## Given instruction
Reproduce all of the data word for word.

Collected data
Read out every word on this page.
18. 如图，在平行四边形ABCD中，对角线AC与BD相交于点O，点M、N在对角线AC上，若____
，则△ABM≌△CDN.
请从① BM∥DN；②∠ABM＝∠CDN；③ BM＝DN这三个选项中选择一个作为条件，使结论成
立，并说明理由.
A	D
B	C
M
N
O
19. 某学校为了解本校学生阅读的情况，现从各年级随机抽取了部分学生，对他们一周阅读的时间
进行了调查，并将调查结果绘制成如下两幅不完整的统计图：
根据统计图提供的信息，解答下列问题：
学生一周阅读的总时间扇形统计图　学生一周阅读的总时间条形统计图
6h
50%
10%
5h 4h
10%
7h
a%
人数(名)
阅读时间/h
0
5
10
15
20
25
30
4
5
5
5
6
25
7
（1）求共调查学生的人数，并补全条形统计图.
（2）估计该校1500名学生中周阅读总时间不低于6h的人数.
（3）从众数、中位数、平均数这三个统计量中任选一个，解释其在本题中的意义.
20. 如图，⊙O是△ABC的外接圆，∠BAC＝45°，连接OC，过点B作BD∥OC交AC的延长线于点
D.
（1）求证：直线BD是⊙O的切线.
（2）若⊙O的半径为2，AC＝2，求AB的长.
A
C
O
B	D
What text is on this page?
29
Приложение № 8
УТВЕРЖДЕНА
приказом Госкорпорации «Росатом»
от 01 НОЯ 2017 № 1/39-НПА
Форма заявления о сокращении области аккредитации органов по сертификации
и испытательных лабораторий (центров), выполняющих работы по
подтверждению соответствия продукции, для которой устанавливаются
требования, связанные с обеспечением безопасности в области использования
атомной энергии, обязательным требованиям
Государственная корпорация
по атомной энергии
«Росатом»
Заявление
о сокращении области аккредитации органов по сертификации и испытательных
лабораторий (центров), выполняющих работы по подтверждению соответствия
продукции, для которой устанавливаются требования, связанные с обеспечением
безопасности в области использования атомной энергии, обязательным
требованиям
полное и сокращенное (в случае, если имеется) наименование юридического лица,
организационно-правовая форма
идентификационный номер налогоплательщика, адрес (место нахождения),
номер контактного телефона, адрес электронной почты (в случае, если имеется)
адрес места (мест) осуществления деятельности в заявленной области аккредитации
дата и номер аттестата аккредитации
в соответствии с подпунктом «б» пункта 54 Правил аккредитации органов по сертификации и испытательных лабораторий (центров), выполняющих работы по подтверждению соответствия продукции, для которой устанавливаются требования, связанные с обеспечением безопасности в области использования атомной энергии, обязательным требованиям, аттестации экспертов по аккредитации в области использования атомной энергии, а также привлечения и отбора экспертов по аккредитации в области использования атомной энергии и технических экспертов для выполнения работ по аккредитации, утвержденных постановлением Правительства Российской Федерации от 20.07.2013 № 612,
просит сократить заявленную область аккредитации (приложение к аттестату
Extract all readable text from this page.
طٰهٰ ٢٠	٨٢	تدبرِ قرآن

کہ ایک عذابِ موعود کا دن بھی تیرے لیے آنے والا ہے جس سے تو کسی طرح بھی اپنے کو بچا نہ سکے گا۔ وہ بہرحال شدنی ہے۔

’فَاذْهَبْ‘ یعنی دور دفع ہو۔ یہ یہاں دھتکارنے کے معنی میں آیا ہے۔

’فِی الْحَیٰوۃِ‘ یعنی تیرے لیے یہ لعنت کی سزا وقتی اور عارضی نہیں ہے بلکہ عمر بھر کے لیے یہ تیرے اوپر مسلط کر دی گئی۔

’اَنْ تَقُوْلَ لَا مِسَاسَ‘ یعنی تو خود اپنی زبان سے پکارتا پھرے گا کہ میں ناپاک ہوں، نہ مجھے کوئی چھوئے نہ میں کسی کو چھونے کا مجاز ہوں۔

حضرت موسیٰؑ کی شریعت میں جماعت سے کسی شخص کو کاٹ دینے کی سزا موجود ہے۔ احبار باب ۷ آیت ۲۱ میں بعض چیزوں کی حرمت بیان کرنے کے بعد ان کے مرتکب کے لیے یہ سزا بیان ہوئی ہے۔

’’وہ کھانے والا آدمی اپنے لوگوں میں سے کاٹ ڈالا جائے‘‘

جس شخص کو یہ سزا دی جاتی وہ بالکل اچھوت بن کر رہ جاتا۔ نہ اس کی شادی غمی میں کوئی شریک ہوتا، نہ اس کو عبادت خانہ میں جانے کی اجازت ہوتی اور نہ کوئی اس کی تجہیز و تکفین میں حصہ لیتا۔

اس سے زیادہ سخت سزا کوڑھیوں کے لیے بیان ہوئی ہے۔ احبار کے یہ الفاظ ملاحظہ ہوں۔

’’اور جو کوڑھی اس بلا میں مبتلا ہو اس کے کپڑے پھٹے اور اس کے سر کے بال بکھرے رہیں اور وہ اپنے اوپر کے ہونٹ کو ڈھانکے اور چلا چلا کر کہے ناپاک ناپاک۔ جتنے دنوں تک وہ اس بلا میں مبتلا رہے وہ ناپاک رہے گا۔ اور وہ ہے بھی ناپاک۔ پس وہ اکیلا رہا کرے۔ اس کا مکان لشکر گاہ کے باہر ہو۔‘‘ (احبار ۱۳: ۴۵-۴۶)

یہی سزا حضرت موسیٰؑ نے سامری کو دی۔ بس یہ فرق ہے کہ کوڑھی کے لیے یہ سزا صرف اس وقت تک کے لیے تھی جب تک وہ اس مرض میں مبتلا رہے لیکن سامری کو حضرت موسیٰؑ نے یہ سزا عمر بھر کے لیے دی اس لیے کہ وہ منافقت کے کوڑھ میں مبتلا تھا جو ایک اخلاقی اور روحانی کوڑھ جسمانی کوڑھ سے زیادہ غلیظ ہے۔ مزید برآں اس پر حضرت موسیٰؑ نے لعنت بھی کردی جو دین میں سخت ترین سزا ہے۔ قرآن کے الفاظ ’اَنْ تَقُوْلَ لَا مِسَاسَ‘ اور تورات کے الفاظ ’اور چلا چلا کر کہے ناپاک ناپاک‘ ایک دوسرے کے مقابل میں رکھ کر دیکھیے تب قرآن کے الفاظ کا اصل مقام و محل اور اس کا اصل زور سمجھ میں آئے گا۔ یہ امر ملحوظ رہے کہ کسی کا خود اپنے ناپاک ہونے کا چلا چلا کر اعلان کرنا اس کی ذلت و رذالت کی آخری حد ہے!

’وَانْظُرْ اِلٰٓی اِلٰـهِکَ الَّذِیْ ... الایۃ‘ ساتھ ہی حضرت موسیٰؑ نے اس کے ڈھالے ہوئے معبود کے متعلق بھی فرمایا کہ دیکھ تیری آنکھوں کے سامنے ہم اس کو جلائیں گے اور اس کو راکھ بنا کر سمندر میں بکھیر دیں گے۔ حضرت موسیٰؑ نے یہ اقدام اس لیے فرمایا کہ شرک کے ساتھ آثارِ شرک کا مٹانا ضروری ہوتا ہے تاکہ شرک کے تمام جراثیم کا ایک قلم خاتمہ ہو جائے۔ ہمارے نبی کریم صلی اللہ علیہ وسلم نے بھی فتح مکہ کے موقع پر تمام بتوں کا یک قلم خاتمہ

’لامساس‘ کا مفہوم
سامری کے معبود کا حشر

## Exercise response
Read out every word on this page.
18. 如图，在平行四边形ABCD中，对角线AC与BD相交于点O，点M、N在对角线AC上，若____
，则△ABM≌△CDN.
请从① BM∥DN；②∠ABM＝∠CDN；③ BM＝DN这三个选项中选择一个作为条件，使结论成
立，并说明理由.
A	D
B	C
M
N
O
19. 某学校为了解本校学生阅读的情况，现从各年级随机抽取了部分学生，对他们一周阅读的时间
进行了调查，并将调查结果绘制成如下两幅不完整的统计图：
根据统计图提供的信息，解答下列问题：
学生一周阅读的总时间扇形统计图　学生一周阅读的总时间条形统计图
6h
50%
10%
5h 4h
10%
7h
a%
人数(名)
阅读时间/h
0
5
10
15
20
25
30
4
5
5
5
6
25
7
（1）求共调查学生的人数，并补全条形统计图.
（2）估计该校1500名学生中周阅读总时间不低于6h的人数.
（3）从众数、中位数、平均数这三个统计量中任选一个，解释其在本题中的意义.
20. 如图，⊙O是△ABC的外接圆，∠BAC＝45°，连接OC，过点B作BD∥OC交AC的延长线于点
D.
（1）求证：直线BD是⊙O的切线.
（2）若⊙O的半径为2，AC＝2，求AB的长.
A
C
O
B	D
What text is on this page?
29
Приложение № 8
УТВЕРЖДЕНА
приказом Госкорпорации «Росатом»
от 01 НОЯ 2017 № 1/39-НПА
Форма заявления о сокращении области аккредитации органов по сертификации
и испытательных лабораторий (центров), выполняющих работы по
подтверждению соответствия продукции, для которой устанавливаются
требования, связанные с обеспечением безопасности в области использования
атомной энергии, обязательным требованиям
Государственная корпорация
по атомной энергии
«Росатом»
Заявление
о сокращении области аккредитации органов по сертификации и испытательных
лабораторий (центров), выполняющих работы по подтверждению соответствия
продукции, для которой устанавливаются требования, связанные с обеспечением
безопасности в области использования атомной энергии, обязательным
требованиям
полное и сокращенное (в случае, если имеется) наименование юридического лица,
организационно-правовая форма
идентификационный номер налогоплательщика, адрес (место нахождения),
номер контактного телефона, адрес электронной почты (в случае, если имеется)
адрес места (мест) осуществления деятельности в заявленной области аккредитации
дата и номер аттестата аккредитации
в соответствии с подпунктом «б» пункта 54 Правил аккредитации органов по сертификации и испытательных лабораторий (центров), выполняющих работы по подтверждению соответствия продукции, для которой устанавливаются требования, связанные с обеспечением безопасности в области использования атомной энергии, обязательным требованиям, аттестации экспертов по аккредитации в области использования атомной энергии, а также привлечения и отбора экспертов по аккредитации в области использования атомной энергии и технических экспертов для выполнения работ по аккредитации, утвержденных постановлением Правительства Российской Федерации от 20.07.2013 № 612,
просит сократить заявленную область аккредитации (приложение к аттестату
Extract all readable text from this page.
طٰهٰ ٢٠	٨٢	تدبرِ قرآن

کہ ایک عذابِ موعود کا دن بھی تیرے لیے آنے والا ہے جس سے تو کسی طرح بھی اپنے کو بچا نہ سکے گا۔ وہ بہرحال شدنی ہے۔

’فَاذْهَبْ‘ یعنی دور دفع ہو۔ یہ یہاں دھتکارنے کے معنی میں آیا ہے۔

’فِی الْحَیٰوۃِ‘ یعنی تیرے لیے یہ لعنت کی سزا وقتی اور عارضی نہیں ہے بلکہ عمر بھر کے لیے یہ تیرے اوپر مسلط کر دی گئی۔

’اَنْ تَقُوْلَ لَا مِسَاسَ‘ یعنی تو خود اپنی زبان سے پکارتا پھرے گا کہ میں ناپاک ہوں، نہ مجھے کوئی چھوئے نہ میں کسی کو چھونے کا مجاز ہوں۔

حضرت موسیٰؑ کی شریعت میں جماعت سے کسی شخص کو کاٹ دینے کی سزا موجود ہے۔ احبار باب ۷ آیت ۲۱ میں بعض چیزوں کی حرمت بیان کرنے کے بعد ان کے مرتکب کے لیے یہ سزا بیان ہوئی ہے۔

’’وہ کھانے والا آدمی اپنے لوگوں میں سے کاٹ ڈالا جائے‘‘

جس شخص کو یہ سزا دی جاتی وہ بالکل اچھوت بن کر رہ جاتا۔ نہ اس کی شادی غمی میں کوئی شریک ہوتا، نہ اس کو عبادت خانہ میں جانے کی اجازت ہوتی اور نہ کوئی اس کی تجہیز و تکفین میں حصہ لیتا۔

اس سے زیادہ سخت سزا کوڑھیوں کے لیے بیان ہوئی ہے۔ احبار کے یہ الفاظ ملاحظہ ہوں۔

’’اور جو کوڑھی اس بلا میں مبتلا ہو اس کے کپڑے پھٹے اور اس کے سر کے بال بکھرے رہیں اور وہ اپنے اوپر کے ہونٹ کو ڈھانکے اور چلا چلا کر کہے ناپاک ناپاک۔ جتنے دنوں تک وہ اس بلا میں مبتلا رہے وہ ناپاک رہے گا۔ اور وہ ہے بھی ناپاک۔ پس وہ اکیلا رہا کرے۔ اس کا مکان لشکر گاہ کے باہر ہو۔‘‘ (احبار ۱۳: ۴۵-۴۶)

یہی سزا حضرت موسیٰؑ نے سامری کو دی۔ بس یہ فرق ہے کہ کوڑھی کے لیے یہ سزا صرف اس وقت تک کے لیے تھی جب تک وہ اس مرض میں مبتلا رہے لیکن سامری کو حضرت موسیٰؑ نے یہ سزا عمر بھر کے لیے دی اس لیے کہ وہ منافقت کے کوڑھ میں مبتلا تھا جو ایک اخلاقی اور روحانی کوڑھ جسمانی کوڑھ سے زیادہ غلیظ ہے۔ مزید برآں اس پر حضرت موسیٰؑ نے لعنت بھی کردی جو دین میں سخت ترین سزا ہے۔ قرآن کے الفاظ ’اَنْ تَقُوْلَ لَا مِسَاسَ‘ اور تورات کے الفاظ ’اور چلا چلا کر کہے ناپاک ناپاک‘ ایک دوسرے کے مقابل میں رکھ کر دیکھیے تب قرآن کے الفاظ کا اصل مقام و محل اور اس کا اصل زور سمجھ میں آئے گا۔ یہ امر ملحوظ رہے کہ کسی کا خود اپنے ناپاک ہونے کا چلا چلا کر اعلان کرنا اس کی ذلت و رذالت کی آخری حد ہے!

’وَانْظُرْ اِلٰٓی اِلٰـهِکَ الَّذِیْ ... الایۃ‘ ساتھ ہی حضرت موسیٰؑ نے اس کے ڈھالے ہوئے معبود کے متعلق بھی فرمایا کہ دیکھ تیری آنکھوں کے سامنے ہم اس کو جلائیں گے اور اس کو راکھ بنا کر سمندر میں بکھیر دیں گے۔ حضرت موسیٰؑ نے یہ اقدام اس لیے فرمایا کہ شرک کے ساتھ آثارِ شرک کا مٹانا ضروری ہوتا ہے تاکہ شرک کے تمام جراثیم کا ایک قلم خاتمہ ہو جائے۔ ہمارے نبی کریم صلی اللہ علیہ وسلم نے بھی فتح مکہ کے موقع پر تمام بتوں کا یک قلم خاتمہ

’لامساس‘ کا مفہوم
سامری کے معبود کا حشر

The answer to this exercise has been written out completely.